_Problem statement_: Determine how many lines include "JSON". Give the number and nothing else.
┄┄┄┄┄┄┄┄┄┄┄┄┄┄┄┄┄┄┄┄
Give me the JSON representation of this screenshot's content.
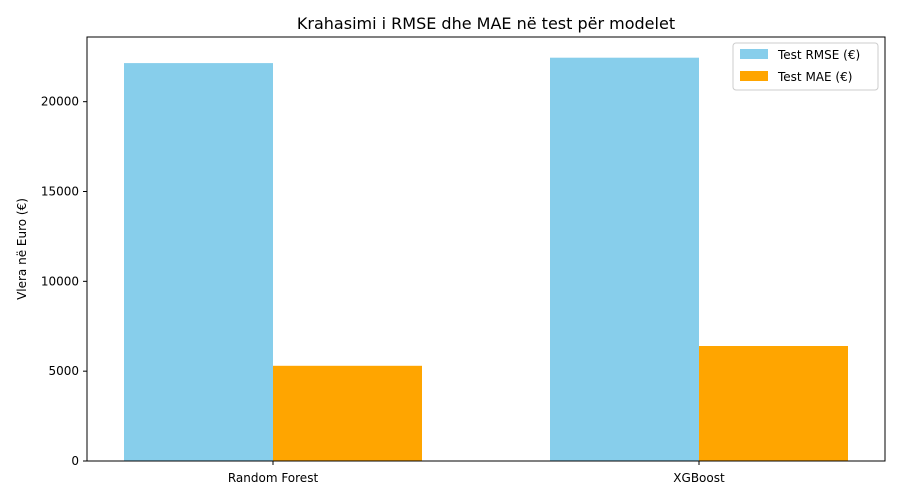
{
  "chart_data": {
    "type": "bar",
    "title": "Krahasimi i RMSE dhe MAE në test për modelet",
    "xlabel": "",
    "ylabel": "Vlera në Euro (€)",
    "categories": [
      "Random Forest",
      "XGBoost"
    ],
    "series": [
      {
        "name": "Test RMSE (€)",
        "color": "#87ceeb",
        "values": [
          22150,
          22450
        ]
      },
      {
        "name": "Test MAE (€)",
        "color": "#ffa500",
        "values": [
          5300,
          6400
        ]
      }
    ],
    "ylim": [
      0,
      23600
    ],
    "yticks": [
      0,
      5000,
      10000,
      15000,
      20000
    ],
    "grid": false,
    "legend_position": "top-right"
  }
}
┄┄┄┄┄┄┄┄┄┄┄┄┄┄┄┄┄┄┄┄
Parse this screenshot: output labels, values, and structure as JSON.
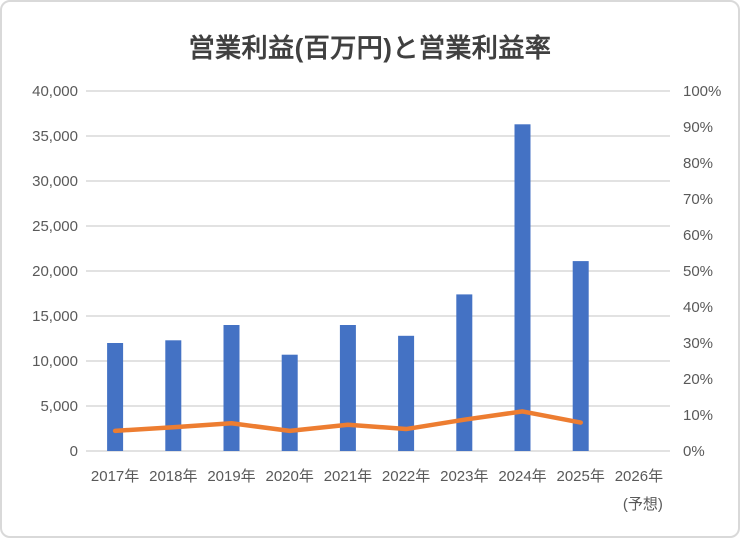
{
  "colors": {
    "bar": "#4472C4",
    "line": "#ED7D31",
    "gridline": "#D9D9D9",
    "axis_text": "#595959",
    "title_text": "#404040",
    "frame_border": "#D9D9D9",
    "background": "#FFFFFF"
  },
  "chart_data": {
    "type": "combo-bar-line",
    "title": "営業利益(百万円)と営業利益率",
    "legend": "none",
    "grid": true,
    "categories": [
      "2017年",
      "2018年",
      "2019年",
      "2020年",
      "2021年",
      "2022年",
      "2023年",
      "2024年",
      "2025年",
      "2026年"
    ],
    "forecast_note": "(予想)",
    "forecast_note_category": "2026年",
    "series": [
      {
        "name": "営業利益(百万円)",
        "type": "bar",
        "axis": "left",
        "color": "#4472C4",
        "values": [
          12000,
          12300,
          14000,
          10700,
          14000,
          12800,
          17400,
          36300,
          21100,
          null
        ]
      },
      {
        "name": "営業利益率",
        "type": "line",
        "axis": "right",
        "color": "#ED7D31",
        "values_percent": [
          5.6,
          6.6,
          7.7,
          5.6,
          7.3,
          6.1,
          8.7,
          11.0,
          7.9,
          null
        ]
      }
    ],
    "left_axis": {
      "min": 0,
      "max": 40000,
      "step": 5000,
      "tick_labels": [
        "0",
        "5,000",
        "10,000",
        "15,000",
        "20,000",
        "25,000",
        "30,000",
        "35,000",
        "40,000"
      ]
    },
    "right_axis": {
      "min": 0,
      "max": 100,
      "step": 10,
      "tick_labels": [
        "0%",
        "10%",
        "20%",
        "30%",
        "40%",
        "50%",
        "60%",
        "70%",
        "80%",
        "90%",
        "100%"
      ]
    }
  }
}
┄┄┄┄┄┄┄┄┄┄┄┄┄┄┄┄┄┄┄┄
_Answer_: 2